▶ Work required: Find the lines with "green" in them and copy them out.

▶ Data in this exercise:
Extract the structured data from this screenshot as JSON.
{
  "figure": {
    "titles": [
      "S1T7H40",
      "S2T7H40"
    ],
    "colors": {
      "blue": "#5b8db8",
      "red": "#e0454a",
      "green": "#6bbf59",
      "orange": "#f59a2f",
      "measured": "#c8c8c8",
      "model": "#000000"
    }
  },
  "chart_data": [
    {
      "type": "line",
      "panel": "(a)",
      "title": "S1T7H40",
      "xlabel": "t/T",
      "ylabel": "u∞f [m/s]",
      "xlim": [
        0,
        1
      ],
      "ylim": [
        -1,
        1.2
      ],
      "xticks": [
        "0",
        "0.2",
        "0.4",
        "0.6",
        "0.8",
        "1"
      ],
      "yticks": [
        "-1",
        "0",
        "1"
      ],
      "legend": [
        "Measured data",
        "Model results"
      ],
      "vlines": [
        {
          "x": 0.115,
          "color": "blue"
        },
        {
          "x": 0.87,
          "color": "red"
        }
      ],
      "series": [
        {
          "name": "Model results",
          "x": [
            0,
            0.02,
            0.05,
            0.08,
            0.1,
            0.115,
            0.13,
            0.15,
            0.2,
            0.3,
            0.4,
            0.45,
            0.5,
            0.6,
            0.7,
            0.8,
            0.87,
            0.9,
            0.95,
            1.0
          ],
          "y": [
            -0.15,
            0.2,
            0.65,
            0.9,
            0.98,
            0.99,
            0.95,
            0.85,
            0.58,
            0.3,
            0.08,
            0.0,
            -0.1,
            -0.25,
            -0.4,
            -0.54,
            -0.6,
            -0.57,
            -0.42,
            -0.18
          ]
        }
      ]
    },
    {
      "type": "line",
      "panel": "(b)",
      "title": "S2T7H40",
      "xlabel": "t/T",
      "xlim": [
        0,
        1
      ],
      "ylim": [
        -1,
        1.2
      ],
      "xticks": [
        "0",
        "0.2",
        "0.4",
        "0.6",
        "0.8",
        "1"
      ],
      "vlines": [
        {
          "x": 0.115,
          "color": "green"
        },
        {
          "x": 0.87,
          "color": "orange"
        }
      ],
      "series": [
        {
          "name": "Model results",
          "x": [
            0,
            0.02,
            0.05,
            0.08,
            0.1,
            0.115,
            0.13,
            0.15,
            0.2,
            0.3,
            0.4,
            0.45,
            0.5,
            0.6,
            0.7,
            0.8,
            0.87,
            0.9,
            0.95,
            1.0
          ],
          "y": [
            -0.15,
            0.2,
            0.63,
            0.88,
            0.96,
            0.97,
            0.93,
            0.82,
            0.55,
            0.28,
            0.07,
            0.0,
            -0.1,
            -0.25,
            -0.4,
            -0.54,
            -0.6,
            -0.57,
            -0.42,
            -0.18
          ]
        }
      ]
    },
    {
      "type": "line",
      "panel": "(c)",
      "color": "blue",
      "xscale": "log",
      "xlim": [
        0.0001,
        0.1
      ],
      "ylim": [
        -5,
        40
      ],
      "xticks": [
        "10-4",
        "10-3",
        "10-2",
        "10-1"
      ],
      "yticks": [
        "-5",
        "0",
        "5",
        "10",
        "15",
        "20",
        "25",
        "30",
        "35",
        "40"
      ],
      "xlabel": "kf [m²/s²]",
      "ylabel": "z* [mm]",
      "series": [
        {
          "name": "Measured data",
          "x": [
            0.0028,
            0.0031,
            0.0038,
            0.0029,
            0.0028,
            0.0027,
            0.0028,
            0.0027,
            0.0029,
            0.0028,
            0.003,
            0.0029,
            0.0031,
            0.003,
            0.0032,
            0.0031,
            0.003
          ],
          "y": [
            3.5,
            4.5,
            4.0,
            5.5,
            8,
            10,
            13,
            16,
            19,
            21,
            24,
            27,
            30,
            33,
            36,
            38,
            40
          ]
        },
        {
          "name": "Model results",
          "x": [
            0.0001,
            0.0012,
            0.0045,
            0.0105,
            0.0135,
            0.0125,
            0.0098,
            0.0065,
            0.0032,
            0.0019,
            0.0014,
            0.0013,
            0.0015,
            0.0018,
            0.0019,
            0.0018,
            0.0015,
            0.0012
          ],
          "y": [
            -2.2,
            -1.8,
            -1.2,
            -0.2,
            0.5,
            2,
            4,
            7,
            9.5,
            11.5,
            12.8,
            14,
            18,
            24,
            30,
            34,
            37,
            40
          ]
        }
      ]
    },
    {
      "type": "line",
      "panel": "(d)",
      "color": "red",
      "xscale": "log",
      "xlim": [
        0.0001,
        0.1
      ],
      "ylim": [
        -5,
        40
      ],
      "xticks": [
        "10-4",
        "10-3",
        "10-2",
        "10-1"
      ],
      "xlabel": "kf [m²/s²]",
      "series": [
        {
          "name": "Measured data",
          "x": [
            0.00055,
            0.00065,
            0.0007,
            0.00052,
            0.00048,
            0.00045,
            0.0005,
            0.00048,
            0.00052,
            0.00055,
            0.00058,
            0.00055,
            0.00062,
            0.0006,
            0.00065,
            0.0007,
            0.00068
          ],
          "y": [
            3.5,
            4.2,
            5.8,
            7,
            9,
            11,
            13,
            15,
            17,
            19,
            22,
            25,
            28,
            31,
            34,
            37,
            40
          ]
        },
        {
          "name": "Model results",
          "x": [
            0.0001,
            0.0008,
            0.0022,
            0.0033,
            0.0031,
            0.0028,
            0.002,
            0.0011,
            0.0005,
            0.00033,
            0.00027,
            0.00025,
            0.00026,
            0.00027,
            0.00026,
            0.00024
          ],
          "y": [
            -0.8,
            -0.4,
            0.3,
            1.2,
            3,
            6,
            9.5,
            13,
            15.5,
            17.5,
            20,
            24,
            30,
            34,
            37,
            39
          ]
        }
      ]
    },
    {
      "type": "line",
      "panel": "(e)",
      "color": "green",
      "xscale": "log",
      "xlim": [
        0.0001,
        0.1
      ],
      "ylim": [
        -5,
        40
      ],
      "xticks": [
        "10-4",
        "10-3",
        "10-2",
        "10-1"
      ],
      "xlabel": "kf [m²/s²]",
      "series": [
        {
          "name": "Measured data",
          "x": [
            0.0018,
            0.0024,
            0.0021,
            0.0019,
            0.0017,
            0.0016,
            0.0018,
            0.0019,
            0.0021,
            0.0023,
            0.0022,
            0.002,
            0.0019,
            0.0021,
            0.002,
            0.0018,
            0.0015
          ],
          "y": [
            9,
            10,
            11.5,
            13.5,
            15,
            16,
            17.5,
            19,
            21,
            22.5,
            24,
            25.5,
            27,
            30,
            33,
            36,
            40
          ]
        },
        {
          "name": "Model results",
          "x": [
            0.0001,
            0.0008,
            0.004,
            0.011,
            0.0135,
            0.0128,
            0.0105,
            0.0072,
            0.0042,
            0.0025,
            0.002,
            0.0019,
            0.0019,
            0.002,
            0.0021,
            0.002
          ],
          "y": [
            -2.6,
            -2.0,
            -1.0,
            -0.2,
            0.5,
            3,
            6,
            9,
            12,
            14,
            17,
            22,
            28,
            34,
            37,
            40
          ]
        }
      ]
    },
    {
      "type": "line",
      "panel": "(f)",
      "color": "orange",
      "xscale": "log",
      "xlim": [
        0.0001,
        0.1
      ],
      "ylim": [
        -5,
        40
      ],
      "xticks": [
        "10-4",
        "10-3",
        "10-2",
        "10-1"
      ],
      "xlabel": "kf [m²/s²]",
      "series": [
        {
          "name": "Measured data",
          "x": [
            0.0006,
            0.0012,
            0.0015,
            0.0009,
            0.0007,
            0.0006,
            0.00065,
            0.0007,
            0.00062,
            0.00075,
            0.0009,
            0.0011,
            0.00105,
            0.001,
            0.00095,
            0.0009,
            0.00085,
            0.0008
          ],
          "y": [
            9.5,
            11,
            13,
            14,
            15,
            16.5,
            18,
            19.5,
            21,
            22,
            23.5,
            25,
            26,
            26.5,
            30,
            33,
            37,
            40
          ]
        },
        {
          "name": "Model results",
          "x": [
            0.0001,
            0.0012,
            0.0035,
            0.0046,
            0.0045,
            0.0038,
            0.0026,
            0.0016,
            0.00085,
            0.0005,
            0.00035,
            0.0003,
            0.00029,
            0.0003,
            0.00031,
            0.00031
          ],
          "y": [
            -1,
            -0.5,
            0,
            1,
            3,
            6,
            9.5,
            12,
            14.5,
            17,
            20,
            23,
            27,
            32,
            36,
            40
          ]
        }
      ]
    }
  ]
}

▶ Finished task:
      "green": "#6bbf59",
          "color": "green"
      "color": "green",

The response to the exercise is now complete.